Try it:
Whichever lines include the word "ajustadas", copy them as they appear in the data.
Data to use below:
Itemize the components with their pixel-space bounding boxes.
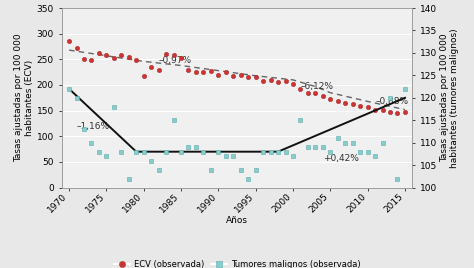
Text: –6,12%: –6,12% bbox=[301, 81, 333, 91]
Text: –0,88%: –0,88% bbox=[375, 97, 408, 106]
X-axis label: Años: Años bbox=[226, 216, 248, 225]
Text: –1,16%: –1,16% bbox=[76, 122, 109, 131]
Text: –0,97%: –0,97% bbox=[159, 57, 192, 65]
Y-axis label: Tasas ajustadas por 100 000
habitantes (tumores malignos): Tasas ajustadas por 100 000 habitantes (… bbox=[440, 28, 459, 168]
Legend: ECV (observada), ECV (regresión), Tumores malignos (observada), Tumores malignos: ECV (observada), ECV (regresión), Tumore… bbox=[114, 260, 360, 268]
Text: +0,42%: +0,42% bbox=[323, 154, 359, 163]
Y-axis label: Tasas ajustadas por 100 000
habitantes (ECV): Tasas ajustadas por 100 000 habitantes (… bbox=[15, 34, 34, 162]
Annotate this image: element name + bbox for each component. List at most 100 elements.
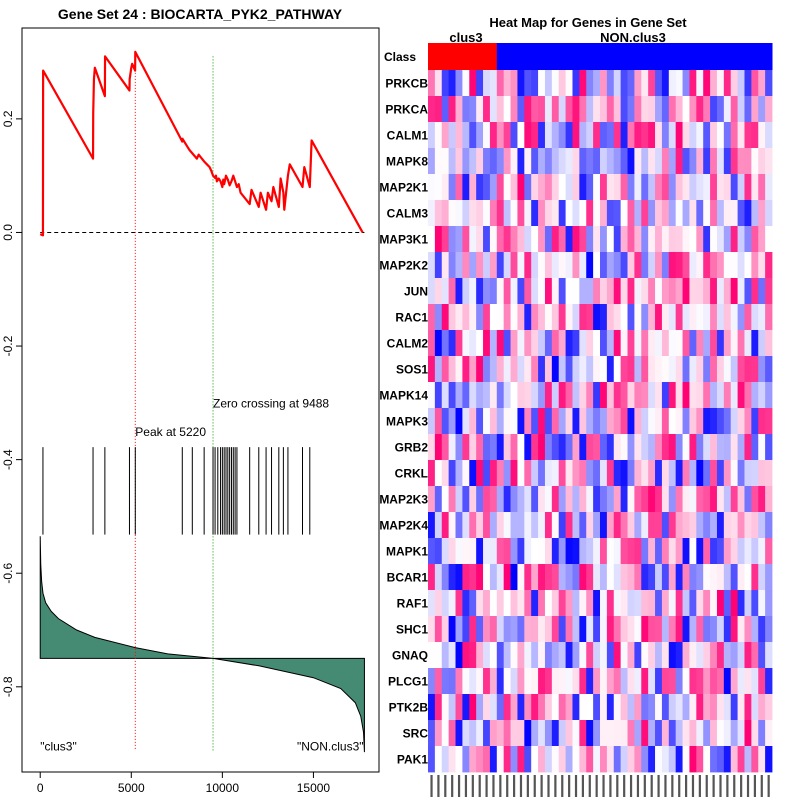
heatmap-cell [737, 226, 745, 253]
heatmap-cell [710, 720, 718, 747]
heatmap-cell [730, 564, 738, 591]
gene-label: PRKCB [385, 77, 428, 91]
heatmap-cell [517, 434, 525, 461]
heatmap-cell [572, 408, 580, 435]
heatmap-cell [655, 356, 663, 383]
heatmap-cell [675, 538, 683, 565]
heatmap-cell [737, 408, 745, 435]
heatmap-cell [682, 512, 690, 539]
heatmap-cell [428, 564, 436, 591]
heatmap-cell [517, 96, 525, 123]
heatmap-cell [483, 330, 491, 357]
heatmap: Heat Map for Genes in Gene Set clus3 NON… [379, 15, 773, 797]
heatmap-cell [689, 382, 697, 409]
heatmap-cell [510, 642, 518, 669]
heatmap-cell [565, 122, 573, 149]
heatmap-cell [483, 486, 491, 513]
heatmap-cell [434, 564, 443, 591]
heatmap-cell [579, 486, 587, 513]
heatmap-cell [496, 434, 505, 461]
sample-labels [430, 775, 770, 797]
heatmap-cell [703, 70, 711, 97]
heatmap-cell [469, 70, 477, 97]
heatmap-cell [531, 252, 539, 279]
heatmap-cell [730, 200, 738, 227]
heatmap-cell [744, 746, 752, 773]
heatmap-cell [751, 70, 759, 97]
heatmap-cell [634, 70, 642, 97]
heatmap-cell [620, 590, 628, 617]
heatmap-cell [565, 720, 573, 747]
heatmap-cell [723, 746, 732, 773]
heatmap-cell [696, 408, 704, 435]
heatmap-cell [730, 460, 738, 487]
heatmap-cell [758, 434, 766, 461]
gene-label: GRB2 [395, 441, 429, 455]
heatmap-cell [483, 460, 491, 487]
heatmap-cell [751, 642, 759, 669]
heatmap-cell [668, 122, 677, 149]
heatmap-cell [620, 694, 628, 721]
heatmap-cell [634, 720, 642, 747]
heatmap-cell [620, 122, 628, 149]
heatmap-cell [476, 174, 484, 201]
heatmap-cell [710, 564, 718, 591]
heatmap-cell [751, 278, 759, 305]
heatmap-cell [496, 564, 505, 591]
heatmap-cell [524, 460, 532, 487]
heatmap-cell [469, 564, 477, 591]
heatmap-cell [696, 434, 704, 461]
heatmap-cell [661, 486, 670, 513]
heatmap-cell [620, 486, 628, 513]
heatmap-cell [538, 356, 546, 383]
heatmap-cell [455, 538, 463, 565]
heatmap-cell [455, 278, 463, 305]
heatmap-cell [428, 460, 436, 487]
heatmap-cell [455, 200, 463, 227]
heatmap-cell [758, 616, 766, 643]
heatmap-cell [586, 564, 594, 591]
heatmap-cell [723, 122, 732, 149]
heatmap-cell [524, 96, 532, 123]
heatmap-cell [593, 486, 601, 513]
heatmap-cell [689, 746, 697, 773]
sample-label-mark [588, 775, 591, 797]
heatmap-cell [689, 486, 697, 513]
gene-label: CALM1 [387, 129, 429, 143]
enrichment-plot: Gene Set 24 : BIOCARTA_PYK2_PATHWAY 0 500… [1, 6, 380, 795]
heatmap-cell [730, 304, 738, 331]
heatmap-cell [448, 668, 456, 695]
heatmap-cell [448, 642, 456, 669]
heatmap-cell [517, 226, 525, 253]
heatmap-cell [496, 330, 505, 357]
heatmap-cell [696, 538, 704, 565]
heatmap-cell [462, 616, 470, 643]
heatmap-cell [723, 70, 732, 97]
heatmap-cell [730, 746, 738, 773]
heatmap-cell [744, 330, 752, 357]
heatmap-cell [703, 200, 711, 227]
heatmap-cell [620, 434, 628, 461]
heatmap-cell [703, 252, 711, 279]
heatmap-cell [593, 122, 601, 149]
heatmap-cell [627, 330, 635, 357]
heatmap-cell [723, 148, 732, 175]
heatmap-cell [434, 148, 443, 175]
heatmap-cell [565, 564, 573, 591]
heatmap-cell [730, 70, 738, 97]
heatmap-cell [448, 460, 456, 487]
heatmap-cell [648, 96, 656, 123]
heatmap-cell [476, 642, 484, 669]
heatmap-cell [434, 512, 443, 539]
heatmap-cell [469, 590, 477, 617]
heatmap-cell [455, 564, 463, 591]
heatmap-cell [689, 590, 697, 617]
heatmap-cell [544, 590, 553, 617]
heatmap-cell [634, 96, 642, 123]
heatmap-cell [613, 460, 622, 487]
heatmap-cell [716, 590, 725, 617]
heatmap-cell [503, 408, 511, 435]
heatmap-cell [441, 226, 450, 253]
heatmap-cell [572, 564, 580, 591]
heatmap-cell [765, 382, 773, 409]
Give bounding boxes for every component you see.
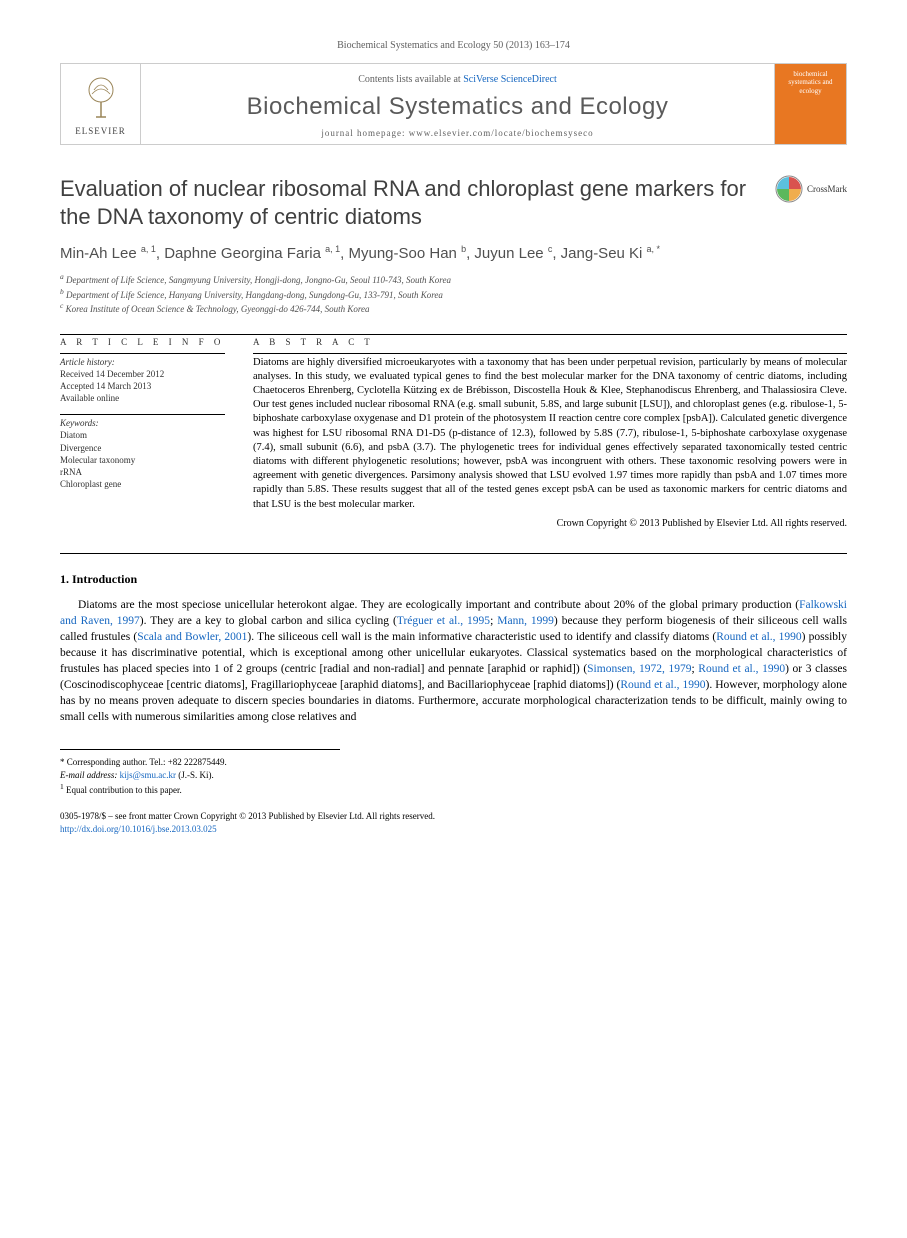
End of Data to use.
Written answer:
Y-axis label: Tasas ajustadas por 100 000
habitantes (tumores malignos): Tasas ajustadas por 100 000 habitantes (… bbox=[440, 28, 459, 168]
Y-axis label: Tasas ajustadas por 100 000
habitantes (ECV): Tasas ajustadas por 100 000 habitantes (… bbox=[15, 34, 34, 162]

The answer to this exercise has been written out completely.